Your reply should be a single number: how many lines contain the string "regulations".

=== Given entries ===
================================

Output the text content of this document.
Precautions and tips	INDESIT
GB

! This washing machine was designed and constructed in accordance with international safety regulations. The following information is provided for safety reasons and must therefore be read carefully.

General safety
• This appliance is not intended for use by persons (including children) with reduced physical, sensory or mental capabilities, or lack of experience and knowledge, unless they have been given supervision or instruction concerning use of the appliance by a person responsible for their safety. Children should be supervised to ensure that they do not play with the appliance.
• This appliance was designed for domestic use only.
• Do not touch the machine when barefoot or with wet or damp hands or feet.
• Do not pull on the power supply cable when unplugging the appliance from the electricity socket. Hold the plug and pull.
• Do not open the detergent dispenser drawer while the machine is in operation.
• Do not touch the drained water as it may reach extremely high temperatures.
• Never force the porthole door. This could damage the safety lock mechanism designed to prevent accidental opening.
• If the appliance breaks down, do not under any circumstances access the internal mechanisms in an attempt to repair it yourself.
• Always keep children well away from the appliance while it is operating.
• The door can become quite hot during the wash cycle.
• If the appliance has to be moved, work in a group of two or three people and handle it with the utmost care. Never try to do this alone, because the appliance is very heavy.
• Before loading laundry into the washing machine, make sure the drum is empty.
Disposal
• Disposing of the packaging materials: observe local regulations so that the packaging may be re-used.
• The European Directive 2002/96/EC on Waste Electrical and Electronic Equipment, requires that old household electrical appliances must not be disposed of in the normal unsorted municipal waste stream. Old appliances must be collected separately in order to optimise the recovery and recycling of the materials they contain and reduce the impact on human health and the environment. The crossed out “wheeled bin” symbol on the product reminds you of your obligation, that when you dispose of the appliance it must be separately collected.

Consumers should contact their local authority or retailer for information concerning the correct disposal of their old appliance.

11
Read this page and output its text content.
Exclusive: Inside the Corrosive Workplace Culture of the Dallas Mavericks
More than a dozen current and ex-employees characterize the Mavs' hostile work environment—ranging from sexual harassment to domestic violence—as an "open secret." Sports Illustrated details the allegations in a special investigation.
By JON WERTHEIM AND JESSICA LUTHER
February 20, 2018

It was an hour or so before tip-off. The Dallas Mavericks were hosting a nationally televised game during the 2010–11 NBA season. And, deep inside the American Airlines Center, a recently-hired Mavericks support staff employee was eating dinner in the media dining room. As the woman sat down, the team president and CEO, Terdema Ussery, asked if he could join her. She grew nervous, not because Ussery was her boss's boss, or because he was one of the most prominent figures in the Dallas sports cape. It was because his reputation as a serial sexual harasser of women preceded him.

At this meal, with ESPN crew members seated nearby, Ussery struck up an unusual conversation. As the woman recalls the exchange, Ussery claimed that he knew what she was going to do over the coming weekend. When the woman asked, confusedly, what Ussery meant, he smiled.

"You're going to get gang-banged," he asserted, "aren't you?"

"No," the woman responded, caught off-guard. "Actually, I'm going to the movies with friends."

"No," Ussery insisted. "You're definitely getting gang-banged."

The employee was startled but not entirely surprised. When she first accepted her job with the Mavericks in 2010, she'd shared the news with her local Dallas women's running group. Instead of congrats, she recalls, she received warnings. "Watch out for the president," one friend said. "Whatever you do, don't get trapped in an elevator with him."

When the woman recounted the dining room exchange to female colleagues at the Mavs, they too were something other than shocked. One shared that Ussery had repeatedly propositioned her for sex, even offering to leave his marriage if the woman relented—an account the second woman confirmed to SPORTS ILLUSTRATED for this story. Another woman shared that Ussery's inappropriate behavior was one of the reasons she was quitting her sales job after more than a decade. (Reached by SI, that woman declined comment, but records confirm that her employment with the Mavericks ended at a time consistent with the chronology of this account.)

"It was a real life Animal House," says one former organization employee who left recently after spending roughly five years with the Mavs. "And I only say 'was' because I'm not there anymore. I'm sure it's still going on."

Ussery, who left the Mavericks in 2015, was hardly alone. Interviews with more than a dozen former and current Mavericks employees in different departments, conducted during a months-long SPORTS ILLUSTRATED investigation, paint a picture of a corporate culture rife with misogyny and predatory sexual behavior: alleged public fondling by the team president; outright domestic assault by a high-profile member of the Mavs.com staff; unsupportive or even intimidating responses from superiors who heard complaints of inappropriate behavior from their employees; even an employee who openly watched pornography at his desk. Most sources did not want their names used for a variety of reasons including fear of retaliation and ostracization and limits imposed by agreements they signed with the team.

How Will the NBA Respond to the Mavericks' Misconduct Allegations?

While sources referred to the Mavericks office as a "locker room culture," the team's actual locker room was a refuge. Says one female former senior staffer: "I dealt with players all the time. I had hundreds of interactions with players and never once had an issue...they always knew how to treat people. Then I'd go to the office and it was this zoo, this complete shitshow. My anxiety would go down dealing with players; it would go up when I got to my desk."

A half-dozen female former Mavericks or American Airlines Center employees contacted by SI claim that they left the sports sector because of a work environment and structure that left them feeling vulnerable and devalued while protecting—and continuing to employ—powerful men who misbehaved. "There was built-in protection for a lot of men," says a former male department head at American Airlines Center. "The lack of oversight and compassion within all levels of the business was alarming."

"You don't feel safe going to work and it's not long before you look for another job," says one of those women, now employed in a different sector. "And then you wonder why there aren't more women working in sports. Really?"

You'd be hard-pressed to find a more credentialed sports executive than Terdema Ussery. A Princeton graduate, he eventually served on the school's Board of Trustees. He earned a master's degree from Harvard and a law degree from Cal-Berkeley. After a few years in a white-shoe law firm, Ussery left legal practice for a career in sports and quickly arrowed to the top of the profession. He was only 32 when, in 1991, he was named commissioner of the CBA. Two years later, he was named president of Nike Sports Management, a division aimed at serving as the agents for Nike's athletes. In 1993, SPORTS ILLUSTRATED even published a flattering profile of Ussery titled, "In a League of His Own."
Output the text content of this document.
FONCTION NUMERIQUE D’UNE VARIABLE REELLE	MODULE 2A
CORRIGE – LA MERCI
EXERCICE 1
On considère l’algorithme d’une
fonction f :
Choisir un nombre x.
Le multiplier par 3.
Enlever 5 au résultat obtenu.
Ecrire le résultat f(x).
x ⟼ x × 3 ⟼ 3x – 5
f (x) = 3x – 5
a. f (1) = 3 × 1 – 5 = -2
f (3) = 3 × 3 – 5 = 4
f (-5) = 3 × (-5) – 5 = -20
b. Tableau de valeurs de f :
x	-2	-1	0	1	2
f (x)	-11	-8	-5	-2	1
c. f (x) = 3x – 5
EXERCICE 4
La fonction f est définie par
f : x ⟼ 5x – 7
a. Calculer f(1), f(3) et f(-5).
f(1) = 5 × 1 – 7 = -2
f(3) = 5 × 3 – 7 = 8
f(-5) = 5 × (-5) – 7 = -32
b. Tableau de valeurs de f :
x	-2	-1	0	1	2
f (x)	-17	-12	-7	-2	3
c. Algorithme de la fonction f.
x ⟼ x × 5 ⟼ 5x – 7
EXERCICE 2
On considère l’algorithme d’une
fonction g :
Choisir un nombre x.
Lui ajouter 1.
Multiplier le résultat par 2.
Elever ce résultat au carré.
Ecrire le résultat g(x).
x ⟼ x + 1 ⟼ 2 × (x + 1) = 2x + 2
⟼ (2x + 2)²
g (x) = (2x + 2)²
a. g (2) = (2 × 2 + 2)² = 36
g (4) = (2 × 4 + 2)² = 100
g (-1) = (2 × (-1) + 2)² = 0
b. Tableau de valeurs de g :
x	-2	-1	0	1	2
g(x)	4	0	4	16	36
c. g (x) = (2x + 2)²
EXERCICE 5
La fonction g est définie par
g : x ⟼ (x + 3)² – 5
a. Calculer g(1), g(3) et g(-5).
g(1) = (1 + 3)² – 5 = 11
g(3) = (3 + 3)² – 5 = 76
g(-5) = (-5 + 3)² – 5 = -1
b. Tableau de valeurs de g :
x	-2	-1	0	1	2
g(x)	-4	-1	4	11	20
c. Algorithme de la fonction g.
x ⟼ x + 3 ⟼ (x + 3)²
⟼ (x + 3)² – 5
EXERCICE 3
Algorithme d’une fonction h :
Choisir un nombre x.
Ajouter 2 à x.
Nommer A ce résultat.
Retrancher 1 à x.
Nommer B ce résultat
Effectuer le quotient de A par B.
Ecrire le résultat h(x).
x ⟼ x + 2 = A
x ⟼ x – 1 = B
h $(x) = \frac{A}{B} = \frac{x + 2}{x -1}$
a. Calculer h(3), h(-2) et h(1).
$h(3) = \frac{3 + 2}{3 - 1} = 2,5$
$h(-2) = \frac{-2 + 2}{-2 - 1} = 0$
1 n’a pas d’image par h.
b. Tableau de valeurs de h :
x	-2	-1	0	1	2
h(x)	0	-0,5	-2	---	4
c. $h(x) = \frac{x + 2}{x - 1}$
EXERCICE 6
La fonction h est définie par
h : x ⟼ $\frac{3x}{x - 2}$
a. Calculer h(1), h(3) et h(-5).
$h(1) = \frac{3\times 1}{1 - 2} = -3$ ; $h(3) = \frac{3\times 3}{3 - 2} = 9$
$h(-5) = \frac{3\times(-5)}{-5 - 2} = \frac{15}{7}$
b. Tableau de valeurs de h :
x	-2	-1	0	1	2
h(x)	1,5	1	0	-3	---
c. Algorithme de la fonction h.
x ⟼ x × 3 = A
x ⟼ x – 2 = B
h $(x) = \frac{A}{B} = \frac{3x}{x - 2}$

================================

=== The output ===
2